REQUIRED TASK - Copy each line in the data that includes the word "value".
────
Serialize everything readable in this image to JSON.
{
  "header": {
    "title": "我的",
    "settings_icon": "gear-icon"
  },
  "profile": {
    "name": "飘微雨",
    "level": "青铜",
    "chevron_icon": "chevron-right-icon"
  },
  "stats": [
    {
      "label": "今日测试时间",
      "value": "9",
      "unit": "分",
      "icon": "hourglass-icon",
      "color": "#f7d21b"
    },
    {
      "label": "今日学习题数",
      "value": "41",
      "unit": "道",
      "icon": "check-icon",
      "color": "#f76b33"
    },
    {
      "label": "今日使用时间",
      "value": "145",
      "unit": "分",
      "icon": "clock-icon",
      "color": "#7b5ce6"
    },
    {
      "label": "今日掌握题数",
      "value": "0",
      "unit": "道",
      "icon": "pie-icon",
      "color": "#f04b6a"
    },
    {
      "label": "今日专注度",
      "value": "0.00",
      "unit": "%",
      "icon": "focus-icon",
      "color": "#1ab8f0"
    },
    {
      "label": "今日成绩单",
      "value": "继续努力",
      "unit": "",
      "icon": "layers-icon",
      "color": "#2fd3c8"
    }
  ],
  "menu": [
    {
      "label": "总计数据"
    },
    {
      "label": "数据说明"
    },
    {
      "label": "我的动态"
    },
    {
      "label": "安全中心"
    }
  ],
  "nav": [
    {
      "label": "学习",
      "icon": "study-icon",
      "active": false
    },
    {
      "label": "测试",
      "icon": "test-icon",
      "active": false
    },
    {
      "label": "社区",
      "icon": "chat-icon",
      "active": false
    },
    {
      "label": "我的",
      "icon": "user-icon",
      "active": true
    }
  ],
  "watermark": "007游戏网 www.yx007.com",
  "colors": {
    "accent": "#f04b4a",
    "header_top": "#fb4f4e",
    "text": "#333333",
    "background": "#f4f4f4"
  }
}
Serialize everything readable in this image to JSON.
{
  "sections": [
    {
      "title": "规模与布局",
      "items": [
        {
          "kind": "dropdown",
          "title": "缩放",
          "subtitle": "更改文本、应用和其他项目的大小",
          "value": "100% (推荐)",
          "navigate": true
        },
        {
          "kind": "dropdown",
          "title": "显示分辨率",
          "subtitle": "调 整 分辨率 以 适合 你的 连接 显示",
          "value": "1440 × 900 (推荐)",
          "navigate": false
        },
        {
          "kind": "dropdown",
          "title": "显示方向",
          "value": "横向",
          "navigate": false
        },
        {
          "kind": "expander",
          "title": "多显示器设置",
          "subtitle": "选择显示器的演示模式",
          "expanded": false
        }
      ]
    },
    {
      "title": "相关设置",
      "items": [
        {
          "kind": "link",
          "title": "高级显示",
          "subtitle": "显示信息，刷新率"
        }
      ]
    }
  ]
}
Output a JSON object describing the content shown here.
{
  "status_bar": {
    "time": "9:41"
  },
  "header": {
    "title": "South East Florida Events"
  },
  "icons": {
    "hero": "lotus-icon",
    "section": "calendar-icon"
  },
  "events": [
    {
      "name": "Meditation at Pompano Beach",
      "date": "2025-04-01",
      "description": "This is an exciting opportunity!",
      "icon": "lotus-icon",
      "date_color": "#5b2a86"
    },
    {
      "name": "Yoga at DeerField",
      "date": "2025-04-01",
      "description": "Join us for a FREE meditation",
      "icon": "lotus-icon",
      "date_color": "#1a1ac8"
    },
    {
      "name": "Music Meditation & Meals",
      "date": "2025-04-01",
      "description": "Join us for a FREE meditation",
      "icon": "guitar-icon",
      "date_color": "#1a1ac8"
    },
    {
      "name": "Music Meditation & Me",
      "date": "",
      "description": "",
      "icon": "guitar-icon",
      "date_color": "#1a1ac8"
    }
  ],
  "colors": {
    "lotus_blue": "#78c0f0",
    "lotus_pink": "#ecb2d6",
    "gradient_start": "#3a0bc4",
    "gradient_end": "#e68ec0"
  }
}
────
EXERCISE OUTPUT -
      "value": "9",
      "value": "41",
      "value": "145",
      "value": "0",
      "value": "0.00",
      "value": "继续努力",
          "value": "100% (推荐)",
          "value": "1440 × 900 (推荐)",
          "value": "横向",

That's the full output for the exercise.